Stated task: Write out all lines holding the word "pariwisatasolo".

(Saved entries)

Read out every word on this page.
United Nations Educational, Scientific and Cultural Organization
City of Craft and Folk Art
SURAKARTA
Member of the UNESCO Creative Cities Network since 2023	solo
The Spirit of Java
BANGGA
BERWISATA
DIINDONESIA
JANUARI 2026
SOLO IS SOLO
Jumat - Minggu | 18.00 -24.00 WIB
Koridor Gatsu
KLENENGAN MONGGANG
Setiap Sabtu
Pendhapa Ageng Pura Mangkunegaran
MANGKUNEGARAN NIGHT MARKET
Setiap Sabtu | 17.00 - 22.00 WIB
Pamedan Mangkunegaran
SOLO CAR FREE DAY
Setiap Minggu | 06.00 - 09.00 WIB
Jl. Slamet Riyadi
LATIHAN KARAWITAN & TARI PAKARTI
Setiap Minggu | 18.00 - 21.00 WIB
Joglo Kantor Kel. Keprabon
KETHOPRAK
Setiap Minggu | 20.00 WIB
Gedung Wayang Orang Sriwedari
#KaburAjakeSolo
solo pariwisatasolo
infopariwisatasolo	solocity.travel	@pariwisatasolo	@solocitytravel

Answer:
solo pariwisatasolo
infopariwisatasolo	solocity.travel	@pariwisatasolo	@solocitytravel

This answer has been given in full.